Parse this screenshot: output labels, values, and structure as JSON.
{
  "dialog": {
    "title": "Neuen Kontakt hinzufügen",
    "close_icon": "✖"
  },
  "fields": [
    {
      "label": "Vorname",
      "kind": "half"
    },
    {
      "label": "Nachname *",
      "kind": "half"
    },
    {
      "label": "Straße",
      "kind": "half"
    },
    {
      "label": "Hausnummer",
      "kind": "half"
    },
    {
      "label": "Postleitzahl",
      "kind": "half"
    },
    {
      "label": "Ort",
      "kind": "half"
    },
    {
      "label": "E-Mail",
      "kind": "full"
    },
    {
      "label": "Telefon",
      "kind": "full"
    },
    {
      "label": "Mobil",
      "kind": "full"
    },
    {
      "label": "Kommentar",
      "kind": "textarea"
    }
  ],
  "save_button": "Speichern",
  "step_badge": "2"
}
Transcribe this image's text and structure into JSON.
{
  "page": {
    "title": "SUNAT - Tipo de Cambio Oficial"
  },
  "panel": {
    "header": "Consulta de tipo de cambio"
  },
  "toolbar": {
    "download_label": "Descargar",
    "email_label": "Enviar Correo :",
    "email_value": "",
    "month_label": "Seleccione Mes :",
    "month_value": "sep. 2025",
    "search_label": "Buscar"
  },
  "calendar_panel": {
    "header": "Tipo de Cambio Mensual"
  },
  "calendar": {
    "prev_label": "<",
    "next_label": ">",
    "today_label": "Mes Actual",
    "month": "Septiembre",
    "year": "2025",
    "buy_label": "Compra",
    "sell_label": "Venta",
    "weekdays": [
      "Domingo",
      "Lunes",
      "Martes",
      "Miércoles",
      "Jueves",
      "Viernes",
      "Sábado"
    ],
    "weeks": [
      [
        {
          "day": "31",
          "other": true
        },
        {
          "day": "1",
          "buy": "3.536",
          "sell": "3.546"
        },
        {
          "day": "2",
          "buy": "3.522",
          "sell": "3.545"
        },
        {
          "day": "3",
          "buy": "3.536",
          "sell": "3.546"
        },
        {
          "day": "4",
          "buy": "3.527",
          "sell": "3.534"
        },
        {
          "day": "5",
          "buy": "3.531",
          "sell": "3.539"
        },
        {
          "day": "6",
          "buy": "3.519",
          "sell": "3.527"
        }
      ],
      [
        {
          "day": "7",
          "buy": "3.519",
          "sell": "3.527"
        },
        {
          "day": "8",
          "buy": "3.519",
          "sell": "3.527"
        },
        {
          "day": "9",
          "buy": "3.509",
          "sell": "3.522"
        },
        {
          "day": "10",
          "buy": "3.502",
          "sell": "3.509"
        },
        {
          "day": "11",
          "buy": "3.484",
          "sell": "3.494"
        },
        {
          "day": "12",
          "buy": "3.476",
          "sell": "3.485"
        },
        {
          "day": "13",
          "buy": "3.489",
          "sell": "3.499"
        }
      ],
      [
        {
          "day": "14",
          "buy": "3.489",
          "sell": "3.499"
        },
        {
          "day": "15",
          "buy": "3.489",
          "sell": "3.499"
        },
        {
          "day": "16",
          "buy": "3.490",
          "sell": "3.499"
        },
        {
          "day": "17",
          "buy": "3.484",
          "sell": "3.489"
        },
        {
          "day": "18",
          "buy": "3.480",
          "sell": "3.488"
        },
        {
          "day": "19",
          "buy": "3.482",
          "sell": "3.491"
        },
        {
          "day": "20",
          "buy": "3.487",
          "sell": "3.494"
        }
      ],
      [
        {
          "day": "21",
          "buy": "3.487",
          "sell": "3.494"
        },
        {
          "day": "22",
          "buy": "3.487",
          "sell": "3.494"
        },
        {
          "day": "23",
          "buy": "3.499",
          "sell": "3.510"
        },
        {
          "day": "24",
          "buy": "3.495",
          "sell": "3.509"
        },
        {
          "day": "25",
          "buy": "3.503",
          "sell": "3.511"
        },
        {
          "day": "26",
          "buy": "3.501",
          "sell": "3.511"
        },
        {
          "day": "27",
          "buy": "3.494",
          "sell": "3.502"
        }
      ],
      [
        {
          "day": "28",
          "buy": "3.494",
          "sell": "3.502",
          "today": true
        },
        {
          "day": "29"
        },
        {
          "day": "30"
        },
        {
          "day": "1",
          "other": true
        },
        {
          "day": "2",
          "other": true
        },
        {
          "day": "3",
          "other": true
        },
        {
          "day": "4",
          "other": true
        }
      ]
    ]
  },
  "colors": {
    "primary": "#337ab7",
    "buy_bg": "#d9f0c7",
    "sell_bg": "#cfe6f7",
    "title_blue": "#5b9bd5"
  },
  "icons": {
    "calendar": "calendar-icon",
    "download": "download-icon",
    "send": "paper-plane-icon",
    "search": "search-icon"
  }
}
*-*-*
Brief: Wherever a line in the data above holds "structure", copy that line.

Response to this task:
Parse this screenshot: output labels, values, and structure as JSON.
Transcribe this image's text and structure into JSON.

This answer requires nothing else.